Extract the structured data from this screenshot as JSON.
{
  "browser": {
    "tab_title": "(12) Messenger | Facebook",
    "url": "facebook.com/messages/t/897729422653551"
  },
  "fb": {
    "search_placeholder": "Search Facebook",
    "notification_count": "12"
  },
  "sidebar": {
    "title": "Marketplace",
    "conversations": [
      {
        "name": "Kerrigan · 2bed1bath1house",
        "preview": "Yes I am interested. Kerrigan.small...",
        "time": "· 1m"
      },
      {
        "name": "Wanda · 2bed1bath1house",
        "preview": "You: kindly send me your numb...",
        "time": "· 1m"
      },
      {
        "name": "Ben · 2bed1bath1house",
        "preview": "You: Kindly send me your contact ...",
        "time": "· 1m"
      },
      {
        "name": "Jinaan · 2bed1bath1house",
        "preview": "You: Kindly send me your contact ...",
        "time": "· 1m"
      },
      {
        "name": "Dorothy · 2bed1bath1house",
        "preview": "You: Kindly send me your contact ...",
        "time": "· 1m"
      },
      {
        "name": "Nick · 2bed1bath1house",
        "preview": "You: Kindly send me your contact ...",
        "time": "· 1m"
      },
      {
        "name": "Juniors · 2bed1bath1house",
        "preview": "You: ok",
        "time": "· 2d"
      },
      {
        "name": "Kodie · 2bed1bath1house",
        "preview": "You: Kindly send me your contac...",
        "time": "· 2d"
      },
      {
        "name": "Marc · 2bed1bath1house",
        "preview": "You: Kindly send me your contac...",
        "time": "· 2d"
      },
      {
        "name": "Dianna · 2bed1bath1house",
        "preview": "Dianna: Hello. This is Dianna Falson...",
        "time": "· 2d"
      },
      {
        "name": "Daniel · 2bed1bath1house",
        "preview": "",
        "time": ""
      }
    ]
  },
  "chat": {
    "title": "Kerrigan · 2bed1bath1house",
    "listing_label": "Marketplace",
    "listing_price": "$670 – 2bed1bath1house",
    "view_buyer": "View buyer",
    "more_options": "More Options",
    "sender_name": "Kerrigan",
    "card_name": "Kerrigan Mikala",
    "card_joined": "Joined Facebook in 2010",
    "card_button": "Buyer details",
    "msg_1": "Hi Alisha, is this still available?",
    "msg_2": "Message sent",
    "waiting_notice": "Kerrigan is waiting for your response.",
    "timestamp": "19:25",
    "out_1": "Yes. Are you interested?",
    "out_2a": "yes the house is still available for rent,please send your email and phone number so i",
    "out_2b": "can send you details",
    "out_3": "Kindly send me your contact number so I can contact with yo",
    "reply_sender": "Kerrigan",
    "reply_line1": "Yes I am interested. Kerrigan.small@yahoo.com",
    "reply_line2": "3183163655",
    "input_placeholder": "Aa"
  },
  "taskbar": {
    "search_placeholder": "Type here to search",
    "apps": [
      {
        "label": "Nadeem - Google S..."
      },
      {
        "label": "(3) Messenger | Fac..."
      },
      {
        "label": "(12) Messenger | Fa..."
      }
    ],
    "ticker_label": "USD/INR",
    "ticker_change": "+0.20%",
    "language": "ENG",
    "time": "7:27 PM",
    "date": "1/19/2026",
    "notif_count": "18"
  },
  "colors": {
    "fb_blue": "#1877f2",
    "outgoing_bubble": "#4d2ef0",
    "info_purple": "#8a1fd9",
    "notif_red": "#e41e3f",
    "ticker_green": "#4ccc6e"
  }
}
****************
[Task to carry out] Find the lines containing "available" and pull them out.

[Solved exercise]
    "msg_1": "Hi Alisha, is this still available?",
    "out_2a": "yes the house is still available for rent,please send your email and phone number so i",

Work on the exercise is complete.